> _JOB_
From the listing below, work out how many lines contain "Cursor". Reply with that number only.

> _MATERIAL PROVIDED_
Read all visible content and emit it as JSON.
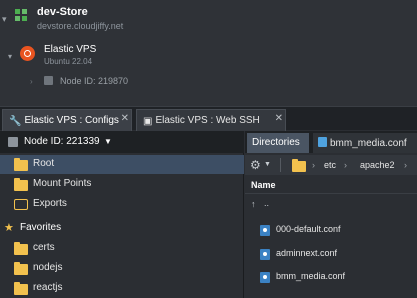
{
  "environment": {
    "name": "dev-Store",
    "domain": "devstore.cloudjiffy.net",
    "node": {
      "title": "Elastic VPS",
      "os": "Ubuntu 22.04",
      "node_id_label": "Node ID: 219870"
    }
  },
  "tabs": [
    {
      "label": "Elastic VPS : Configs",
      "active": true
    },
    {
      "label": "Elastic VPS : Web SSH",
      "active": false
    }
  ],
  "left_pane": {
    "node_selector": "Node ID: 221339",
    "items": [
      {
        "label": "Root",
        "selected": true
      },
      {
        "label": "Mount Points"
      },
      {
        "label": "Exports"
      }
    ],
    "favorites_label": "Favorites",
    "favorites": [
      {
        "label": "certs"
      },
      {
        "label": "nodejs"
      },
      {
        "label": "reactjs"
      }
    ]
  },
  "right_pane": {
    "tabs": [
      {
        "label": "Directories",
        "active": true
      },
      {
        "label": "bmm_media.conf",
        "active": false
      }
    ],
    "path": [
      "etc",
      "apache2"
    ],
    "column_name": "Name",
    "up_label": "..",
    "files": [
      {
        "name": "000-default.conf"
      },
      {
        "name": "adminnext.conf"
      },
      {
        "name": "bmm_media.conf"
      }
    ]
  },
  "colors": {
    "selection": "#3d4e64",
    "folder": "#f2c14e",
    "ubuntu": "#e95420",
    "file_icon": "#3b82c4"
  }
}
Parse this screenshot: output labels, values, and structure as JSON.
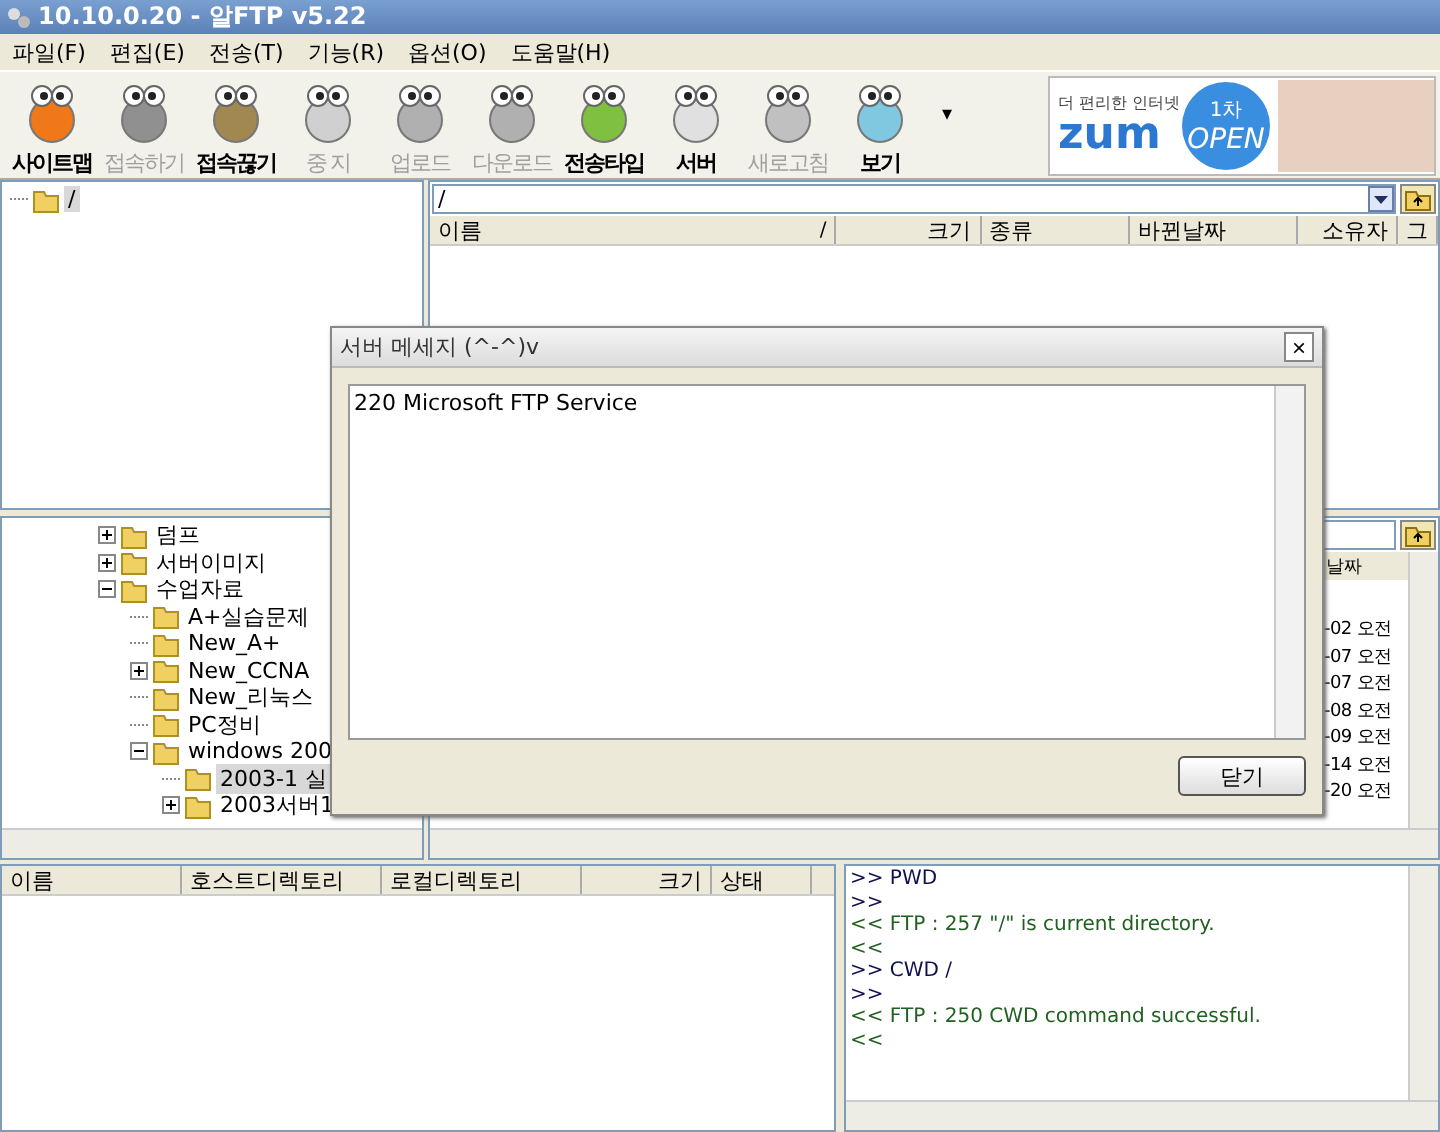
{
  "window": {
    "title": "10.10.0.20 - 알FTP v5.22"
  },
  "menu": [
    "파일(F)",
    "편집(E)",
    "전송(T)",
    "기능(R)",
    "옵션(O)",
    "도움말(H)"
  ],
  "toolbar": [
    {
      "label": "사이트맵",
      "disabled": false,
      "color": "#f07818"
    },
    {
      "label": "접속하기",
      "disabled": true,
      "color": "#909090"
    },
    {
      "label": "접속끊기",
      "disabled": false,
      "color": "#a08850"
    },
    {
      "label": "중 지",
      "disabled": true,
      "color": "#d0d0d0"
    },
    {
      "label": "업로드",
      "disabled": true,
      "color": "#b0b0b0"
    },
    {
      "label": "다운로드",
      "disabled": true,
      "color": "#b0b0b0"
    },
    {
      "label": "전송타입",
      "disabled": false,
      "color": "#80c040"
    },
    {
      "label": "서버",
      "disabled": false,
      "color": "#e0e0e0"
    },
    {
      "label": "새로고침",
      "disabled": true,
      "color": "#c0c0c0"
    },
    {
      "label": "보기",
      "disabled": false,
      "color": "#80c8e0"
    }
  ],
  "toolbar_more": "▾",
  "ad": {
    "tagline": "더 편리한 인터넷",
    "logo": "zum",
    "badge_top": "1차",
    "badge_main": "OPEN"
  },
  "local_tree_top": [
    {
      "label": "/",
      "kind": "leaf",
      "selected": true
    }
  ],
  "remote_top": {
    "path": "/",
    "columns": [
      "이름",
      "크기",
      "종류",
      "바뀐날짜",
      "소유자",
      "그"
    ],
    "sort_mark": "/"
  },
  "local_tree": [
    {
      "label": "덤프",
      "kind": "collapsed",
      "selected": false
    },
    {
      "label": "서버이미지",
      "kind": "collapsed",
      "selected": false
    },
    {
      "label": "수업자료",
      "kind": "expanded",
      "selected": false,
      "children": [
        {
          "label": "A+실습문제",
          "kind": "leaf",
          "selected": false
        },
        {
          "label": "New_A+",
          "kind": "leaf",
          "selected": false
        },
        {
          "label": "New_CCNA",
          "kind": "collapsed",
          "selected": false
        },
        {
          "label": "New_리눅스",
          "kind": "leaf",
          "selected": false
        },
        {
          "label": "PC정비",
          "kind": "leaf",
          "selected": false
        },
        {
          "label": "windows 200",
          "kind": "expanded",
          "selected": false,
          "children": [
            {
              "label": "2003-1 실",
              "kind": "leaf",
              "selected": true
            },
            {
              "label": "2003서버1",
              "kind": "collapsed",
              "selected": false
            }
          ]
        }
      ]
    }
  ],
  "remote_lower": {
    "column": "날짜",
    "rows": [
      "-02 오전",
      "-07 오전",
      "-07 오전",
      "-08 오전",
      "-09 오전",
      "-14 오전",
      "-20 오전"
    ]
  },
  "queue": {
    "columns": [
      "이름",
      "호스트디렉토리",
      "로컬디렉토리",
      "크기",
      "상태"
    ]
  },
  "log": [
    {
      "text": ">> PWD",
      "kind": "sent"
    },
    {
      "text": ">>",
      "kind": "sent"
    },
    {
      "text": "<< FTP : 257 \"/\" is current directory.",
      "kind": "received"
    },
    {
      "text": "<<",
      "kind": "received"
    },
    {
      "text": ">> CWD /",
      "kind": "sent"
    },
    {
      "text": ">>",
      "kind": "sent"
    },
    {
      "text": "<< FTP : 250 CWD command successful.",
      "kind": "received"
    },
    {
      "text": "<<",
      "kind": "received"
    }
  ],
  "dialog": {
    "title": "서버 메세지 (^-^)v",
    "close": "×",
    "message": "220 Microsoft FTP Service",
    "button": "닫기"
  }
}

* * *

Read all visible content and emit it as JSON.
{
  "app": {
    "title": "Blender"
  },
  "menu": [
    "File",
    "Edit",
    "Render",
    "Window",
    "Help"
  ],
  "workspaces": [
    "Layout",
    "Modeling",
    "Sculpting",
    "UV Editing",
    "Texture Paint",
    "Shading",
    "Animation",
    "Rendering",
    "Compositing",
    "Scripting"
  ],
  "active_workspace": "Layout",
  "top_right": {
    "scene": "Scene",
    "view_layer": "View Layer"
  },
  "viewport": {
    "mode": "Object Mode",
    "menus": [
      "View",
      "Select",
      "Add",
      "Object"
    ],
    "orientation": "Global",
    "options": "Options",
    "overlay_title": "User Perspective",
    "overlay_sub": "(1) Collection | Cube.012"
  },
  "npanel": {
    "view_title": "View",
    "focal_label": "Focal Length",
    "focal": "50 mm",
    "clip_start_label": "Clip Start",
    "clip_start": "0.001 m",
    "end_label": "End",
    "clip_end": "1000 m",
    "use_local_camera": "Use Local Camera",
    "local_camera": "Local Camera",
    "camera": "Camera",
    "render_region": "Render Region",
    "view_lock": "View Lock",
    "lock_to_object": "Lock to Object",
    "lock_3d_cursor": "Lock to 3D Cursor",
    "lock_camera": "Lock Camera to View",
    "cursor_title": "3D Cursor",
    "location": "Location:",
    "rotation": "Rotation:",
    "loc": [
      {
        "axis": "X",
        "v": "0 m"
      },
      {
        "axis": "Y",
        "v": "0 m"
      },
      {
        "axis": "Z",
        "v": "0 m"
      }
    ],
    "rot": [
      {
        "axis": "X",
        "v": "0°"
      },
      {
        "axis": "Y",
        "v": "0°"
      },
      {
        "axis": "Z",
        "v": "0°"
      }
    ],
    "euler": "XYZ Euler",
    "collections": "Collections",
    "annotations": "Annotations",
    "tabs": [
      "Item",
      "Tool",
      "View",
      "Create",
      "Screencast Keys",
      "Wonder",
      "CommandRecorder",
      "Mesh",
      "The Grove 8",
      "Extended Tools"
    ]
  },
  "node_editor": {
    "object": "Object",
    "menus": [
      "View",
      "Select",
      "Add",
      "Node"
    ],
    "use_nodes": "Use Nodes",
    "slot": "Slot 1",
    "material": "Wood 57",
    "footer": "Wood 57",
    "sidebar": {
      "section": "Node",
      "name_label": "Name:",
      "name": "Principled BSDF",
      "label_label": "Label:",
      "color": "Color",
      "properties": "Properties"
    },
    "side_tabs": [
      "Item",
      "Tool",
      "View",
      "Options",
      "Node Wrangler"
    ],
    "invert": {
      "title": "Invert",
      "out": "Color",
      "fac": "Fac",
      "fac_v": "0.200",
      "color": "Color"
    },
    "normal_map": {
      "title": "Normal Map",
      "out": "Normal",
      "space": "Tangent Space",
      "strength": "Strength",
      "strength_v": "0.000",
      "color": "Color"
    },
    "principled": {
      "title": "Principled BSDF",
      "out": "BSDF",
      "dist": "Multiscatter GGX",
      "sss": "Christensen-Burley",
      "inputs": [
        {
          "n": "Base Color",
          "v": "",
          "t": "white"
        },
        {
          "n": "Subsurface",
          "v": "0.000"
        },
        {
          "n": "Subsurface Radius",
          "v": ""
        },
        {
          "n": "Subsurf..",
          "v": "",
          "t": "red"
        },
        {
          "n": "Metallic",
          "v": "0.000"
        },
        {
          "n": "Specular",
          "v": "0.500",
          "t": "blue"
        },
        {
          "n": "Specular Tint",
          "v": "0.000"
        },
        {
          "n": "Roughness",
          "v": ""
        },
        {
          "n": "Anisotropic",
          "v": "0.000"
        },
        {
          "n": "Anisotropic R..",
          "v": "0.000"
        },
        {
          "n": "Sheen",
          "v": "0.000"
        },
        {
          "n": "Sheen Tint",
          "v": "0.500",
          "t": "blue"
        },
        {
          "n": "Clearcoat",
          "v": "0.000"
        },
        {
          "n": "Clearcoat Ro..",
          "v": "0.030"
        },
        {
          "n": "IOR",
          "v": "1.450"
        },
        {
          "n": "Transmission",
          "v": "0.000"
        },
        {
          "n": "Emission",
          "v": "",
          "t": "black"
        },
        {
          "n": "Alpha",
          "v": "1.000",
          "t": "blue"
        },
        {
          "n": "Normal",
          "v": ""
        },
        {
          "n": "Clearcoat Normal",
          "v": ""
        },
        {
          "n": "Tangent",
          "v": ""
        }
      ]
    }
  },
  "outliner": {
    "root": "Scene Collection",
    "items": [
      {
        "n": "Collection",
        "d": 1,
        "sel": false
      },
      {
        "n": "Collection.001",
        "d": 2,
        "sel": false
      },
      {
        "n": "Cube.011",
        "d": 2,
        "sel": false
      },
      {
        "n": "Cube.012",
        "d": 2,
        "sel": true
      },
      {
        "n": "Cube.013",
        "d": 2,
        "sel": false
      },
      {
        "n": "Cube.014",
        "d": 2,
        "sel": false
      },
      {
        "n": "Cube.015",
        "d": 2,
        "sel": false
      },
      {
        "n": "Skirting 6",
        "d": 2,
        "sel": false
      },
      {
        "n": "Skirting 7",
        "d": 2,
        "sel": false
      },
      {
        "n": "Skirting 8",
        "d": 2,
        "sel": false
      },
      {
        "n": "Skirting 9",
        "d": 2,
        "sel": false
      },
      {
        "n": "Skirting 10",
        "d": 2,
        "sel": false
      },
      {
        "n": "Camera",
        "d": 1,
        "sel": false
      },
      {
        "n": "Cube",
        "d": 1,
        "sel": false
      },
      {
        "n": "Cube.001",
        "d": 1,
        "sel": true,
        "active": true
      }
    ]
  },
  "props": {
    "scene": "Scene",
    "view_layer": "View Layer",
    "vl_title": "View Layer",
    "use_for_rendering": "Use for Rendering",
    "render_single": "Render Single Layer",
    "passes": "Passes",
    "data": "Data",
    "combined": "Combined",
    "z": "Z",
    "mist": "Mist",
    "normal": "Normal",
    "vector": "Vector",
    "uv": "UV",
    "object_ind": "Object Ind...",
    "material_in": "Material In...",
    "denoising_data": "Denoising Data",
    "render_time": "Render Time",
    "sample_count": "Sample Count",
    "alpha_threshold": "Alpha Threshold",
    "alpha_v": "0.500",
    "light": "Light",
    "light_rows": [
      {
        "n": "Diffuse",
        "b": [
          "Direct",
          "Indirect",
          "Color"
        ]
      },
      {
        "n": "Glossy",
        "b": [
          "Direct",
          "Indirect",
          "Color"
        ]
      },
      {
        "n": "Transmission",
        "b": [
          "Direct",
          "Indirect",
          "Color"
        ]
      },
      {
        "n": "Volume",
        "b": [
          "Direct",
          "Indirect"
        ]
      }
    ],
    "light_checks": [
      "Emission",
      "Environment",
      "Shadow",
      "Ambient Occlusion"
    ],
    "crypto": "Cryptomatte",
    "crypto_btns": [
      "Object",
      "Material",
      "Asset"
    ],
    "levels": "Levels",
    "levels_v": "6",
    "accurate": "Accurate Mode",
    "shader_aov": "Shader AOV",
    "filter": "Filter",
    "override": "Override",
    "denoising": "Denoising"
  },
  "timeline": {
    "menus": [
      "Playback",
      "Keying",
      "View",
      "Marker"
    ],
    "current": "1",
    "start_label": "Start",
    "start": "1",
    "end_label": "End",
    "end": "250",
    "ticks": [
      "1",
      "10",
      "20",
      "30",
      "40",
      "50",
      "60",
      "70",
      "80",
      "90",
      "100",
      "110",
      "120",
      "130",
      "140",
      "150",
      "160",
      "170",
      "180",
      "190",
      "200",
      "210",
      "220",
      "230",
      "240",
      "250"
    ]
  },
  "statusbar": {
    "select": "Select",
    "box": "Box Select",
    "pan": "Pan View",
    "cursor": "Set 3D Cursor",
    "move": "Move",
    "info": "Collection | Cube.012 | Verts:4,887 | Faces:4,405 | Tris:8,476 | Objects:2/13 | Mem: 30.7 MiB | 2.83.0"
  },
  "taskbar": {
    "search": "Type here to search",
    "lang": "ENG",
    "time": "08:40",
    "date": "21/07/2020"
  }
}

> _ANSWER TO THE PROBLEM_
3